# Information shown:
- - - -
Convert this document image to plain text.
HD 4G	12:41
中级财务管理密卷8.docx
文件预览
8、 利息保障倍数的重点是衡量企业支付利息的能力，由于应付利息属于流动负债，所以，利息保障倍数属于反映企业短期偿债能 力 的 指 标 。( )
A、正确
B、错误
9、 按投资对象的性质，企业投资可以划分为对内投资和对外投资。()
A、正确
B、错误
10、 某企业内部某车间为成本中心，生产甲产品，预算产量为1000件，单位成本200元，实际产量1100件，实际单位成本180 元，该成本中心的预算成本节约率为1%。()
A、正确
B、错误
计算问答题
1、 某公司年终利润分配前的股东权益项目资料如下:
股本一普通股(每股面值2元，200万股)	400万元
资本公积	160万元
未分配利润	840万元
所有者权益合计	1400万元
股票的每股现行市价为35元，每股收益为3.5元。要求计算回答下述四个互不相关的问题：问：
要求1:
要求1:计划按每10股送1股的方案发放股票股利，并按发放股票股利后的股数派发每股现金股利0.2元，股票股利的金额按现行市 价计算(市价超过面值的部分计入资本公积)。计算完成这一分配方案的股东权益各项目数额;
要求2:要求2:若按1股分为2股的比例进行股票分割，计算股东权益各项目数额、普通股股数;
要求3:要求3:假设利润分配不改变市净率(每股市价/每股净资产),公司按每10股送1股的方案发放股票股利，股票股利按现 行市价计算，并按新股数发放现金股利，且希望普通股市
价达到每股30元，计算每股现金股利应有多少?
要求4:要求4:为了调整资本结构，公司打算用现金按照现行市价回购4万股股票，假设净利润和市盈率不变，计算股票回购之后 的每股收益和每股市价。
- - - -
# Aim:
Using the data above, reproduce every line exactly.

# Task response:
Convert this document image to plain text.
HD 4G	12:41
中级财务管理密卷8.docx
文件预览
8、 利息保障倍数的重点是衡量企业支付利息的能力，由于应付利息属于流动负债，所以，利息保障倍数属于反映企业短期偿债能 力 的 指 标 。( )
A、正确
B、错误
9、 按投资对象的性质，企业投资可以划分为对内投资和对外投资。()
A、正确
B、错误
10、 某企业内部某车间为成本中心，生产甲产品，预算产量为1000件，单位成本200元，实际产量1100件，实际单位成本180 元，该成本中心的预算成本节约率为1%。()
A、正确
B、错误
计算问答题
1、 某公司年终利润分配前的股东权益项目资料如下:
股本一普通股(每股面值2元，200万股)	400万元
资本公积	160万元
未分配利润	840万元
所有者权益合计	1400万元
股票的每股现行市价为35元，每股收益为3.5元。要求计算回答下述四个互不相关的问题：问：
要求1:
要求1:计划按每10股送1股的方案发放股票股利，并按发放股票股利后的股数派发每股现金股利0.2元，股票股利的金额按现行市 价计算(市价超过面值的部分计入资本公积)。计算完成这一分配方案的股东权益各项目数额;
要求2:要求2:若按1股分为2股的比例进行股票分割，计算股东权益各项目数额、普通股股数;
要求3:要求3:假设利润分配不改变市净率(每股市价/每股净资产),公司按每10股送1股的方案发放股票股利，股票股利按现 行市价计算，并按新股数发放现金股利，且希望普通股市
价达到每股30元，计算每股现金股利应有多少?
要求4:要求4:为了调整资本结构，公司打算用现金按照现行市价回购4万股股票，假设净利润和市盈率不变，计算股票回购之后 的每股收益和每股市价。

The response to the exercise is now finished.